> What the task requires: Filter the entries for lines with the word "Mean".

.....

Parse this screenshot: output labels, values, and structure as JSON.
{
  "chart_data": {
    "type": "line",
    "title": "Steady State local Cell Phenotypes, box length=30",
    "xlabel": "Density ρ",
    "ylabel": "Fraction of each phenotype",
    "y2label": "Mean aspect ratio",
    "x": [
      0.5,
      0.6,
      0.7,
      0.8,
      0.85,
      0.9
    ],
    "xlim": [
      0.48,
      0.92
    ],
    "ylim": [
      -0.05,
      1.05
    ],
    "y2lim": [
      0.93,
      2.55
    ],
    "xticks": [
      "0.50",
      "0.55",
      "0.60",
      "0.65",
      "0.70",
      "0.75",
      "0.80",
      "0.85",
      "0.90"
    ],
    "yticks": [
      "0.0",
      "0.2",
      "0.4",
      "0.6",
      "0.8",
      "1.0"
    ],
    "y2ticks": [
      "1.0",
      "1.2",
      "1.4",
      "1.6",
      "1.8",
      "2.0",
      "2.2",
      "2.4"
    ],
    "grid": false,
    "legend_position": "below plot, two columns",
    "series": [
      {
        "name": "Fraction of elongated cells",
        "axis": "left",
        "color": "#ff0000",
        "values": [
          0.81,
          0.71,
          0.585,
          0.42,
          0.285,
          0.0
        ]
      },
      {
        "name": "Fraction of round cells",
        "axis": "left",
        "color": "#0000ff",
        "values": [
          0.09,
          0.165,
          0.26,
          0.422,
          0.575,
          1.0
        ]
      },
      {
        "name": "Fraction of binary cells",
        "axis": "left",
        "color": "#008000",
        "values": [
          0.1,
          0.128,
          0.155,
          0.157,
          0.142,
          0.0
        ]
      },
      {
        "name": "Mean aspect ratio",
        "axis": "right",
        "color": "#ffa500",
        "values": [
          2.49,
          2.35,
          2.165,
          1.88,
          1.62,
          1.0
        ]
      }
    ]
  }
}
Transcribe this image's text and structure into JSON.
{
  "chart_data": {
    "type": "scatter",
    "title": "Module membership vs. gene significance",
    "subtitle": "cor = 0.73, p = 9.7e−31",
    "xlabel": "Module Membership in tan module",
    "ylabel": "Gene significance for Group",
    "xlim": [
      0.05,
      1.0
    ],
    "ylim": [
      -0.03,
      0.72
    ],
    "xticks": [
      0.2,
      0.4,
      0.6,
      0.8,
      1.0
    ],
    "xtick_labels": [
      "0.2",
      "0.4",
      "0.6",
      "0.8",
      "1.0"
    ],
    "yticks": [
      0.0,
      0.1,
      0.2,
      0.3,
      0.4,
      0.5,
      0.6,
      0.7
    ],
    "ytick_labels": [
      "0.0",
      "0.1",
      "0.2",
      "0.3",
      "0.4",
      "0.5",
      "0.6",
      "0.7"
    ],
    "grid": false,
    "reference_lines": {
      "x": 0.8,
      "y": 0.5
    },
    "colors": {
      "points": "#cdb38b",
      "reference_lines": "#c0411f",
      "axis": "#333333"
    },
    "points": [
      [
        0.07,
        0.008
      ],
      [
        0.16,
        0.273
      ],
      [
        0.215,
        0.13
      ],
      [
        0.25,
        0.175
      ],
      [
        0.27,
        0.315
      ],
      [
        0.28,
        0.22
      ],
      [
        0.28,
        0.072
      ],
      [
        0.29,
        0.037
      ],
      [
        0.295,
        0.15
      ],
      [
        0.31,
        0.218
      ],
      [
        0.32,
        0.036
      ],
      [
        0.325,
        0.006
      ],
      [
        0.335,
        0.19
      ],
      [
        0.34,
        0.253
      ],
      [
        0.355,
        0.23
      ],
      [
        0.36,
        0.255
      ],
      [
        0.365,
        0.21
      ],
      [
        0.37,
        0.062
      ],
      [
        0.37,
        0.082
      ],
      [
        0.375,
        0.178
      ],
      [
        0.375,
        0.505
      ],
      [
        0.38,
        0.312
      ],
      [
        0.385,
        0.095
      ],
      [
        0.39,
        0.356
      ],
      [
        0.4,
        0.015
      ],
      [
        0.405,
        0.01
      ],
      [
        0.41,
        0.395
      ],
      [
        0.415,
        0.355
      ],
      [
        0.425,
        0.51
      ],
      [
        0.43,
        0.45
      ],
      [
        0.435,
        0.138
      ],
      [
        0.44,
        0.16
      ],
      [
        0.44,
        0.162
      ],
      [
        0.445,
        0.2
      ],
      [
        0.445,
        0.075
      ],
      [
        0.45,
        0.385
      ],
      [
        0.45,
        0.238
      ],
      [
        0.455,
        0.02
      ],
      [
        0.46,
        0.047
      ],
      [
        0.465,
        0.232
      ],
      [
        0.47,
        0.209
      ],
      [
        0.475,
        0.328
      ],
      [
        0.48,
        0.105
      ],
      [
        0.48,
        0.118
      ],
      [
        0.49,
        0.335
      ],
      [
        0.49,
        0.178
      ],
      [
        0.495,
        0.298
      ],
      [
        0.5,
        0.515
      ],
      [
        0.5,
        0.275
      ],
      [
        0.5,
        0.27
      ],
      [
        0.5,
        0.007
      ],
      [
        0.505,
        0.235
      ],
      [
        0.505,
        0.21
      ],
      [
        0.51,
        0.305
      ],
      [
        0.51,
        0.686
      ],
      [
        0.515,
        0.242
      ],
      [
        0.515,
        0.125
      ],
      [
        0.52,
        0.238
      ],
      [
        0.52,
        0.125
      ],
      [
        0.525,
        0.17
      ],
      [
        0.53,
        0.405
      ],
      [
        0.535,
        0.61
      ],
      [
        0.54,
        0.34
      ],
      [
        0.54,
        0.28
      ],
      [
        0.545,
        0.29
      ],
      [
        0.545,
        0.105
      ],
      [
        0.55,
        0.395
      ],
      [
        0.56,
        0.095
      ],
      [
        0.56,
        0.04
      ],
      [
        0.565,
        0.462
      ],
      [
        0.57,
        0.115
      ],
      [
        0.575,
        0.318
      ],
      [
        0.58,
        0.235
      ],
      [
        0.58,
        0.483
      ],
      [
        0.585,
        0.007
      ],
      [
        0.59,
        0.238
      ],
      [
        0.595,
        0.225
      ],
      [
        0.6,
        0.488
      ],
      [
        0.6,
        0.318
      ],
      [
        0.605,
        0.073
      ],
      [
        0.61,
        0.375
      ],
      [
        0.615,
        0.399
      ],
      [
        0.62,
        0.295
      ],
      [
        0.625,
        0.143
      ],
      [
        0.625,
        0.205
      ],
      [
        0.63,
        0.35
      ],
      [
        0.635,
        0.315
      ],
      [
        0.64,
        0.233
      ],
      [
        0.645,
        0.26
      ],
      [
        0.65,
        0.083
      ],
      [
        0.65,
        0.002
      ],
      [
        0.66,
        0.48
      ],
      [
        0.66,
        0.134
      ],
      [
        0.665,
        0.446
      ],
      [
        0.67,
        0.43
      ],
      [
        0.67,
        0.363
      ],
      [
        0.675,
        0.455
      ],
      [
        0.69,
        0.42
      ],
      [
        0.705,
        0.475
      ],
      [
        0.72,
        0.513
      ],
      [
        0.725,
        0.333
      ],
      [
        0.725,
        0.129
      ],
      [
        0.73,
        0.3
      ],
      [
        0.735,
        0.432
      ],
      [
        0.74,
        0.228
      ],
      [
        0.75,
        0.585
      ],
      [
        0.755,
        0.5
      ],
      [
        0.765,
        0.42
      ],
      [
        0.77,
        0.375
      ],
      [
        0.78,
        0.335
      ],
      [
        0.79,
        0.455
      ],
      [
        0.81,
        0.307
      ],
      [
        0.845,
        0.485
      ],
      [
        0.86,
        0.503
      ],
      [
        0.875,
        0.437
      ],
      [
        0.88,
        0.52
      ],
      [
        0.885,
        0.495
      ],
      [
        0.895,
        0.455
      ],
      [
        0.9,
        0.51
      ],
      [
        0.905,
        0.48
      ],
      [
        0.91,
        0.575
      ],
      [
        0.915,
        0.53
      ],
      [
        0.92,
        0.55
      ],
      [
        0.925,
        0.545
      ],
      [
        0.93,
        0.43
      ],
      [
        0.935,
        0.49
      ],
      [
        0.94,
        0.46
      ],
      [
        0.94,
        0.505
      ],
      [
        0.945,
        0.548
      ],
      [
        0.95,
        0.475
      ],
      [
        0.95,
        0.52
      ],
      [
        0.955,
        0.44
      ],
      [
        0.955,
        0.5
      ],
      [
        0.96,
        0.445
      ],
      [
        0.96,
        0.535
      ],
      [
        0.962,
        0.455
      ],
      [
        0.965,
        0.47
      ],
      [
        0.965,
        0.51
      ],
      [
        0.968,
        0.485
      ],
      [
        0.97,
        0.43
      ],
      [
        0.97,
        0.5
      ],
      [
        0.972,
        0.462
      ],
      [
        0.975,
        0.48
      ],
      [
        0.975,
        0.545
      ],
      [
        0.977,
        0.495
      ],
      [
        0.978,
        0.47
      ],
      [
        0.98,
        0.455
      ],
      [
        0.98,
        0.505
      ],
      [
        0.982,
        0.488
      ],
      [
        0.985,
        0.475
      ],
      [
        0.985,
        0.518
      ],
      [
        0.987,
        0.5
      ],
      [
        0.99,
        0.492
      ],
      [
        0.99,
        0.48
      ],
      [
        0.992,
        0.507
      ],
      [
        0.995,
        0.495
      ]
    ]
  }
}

.....

> Answer:
    "y2label": "Mean aspect ratio",
        "name": "Mean aspect ratio",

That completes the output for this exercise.